Write out the whole listing exactly as it stands.

A block of data
+-------+

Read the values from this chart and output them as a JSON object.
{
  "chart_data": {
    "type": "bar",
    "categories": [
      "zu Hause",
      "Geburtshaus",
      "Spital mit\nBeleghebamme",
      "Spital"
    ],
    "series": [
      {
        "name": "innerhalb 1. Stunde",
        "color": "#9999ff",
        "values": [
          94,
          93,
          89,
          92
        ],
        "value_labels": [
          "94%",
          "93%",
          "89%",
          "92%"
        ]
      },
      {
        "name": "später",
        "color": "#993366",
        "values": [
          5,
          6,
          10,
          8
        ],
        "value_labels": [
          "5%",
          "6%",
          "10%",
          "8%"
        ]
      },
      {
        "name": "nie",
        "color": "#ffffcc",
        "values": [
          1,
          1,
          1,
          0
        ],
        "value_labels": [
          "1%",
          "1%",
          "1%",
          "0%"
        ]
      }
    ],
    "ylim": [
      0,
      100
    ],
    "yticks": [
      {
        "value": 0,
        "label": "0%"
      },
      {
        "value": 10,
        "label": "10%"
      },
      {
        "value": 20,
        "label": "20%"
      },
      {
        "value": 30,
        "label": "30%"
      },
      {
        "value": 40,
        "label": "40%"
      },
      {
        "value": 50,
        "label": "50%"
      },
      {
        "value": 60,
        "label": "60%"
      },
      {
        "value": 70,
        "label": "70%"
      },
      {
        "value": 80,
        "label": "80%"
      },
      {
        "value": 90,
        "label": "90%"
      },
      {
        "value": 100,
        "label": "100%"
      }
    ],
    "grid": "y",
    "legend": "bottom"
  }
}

+-------+

▶ [Solution to this task]
Read the values from this chart and output them as a JSON object.
{
  "chart_data": {
    "type": "bar",
    "categories": [
      "zu Hause",
      "Geburtshaus",
      "Spital mit\nBeleghebamme",
      "Spital"
    ],
    "series": [
      {
        "name": "innerhalb 1. Stunde",
        "color": "#9999ff",
        "values": [
          94,
          93,
          89,
          92
        ],
        "value_labels": [
          "94%",
          "93%",
          "89%",
          "92%"
        ]
      },
      {
        "name": "später",
        "color": "#993366",
        "values": [
          5,
          6,
          10,
          8
        ],
        "value_labels": [
          "5%",
          "6%",
          "10%",
          "8%"
        ]
      },
      {
        "name": "nie",
        "color": "#ffffcc",
        "values": [
          1,
          1,
          1,
          0
        ],
        "value_labels": [
          "1%",
          "1%",
          "1%",
          "0%"
        ]
      }
    ],
    "ylim": [
      0,
      100
    ],
    "yticks": [
      {
        "value": 0,
        "label": "0%"
      },
      {
        "value": 10,
        "label": "10%"
      },
      {
        "value": 20,
        "label": "20%"
      },
      {
        "value": 30,
        "label": "30%"
      },
      {
        "value": 40,
        "label": "40%"
      },
      {
        "value": 50,
        "label": "50%"
      },
      {
        "value": 60,
        "label": "60%"
      },
      {
        "value": 70,
        "label": "70%"
      },
      {
        "value": 80,
        "label": "80%"
      },
      {
        "value": 90,
        "label": "90%"
      },
      {
        "value": 100,
        "label": "100%"
      }
    ],
    "grid": "y",
    "legend": "bottom"
  }
}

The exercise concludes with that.